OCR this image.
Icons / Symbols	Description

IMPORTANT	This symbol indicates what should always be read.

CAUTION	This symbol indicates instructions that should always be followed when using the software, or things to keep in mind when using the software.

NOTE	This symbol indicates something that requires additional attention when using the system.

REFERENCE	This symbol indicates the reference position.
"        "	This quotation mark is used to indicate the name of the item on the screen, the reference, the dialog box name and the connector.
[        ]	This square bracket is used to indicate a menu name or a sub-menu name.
###
WORK INSTRUCTIONS
Pick every line with "that" in it and copy it.

SOLUTION FOR THIS EXERCISE
CAUTION	This symbol indicates instructions that should always be followed when using the software, or things to keep in mind when using the software.
NOTE	This symbol indicates something that requires additional attention when using the system.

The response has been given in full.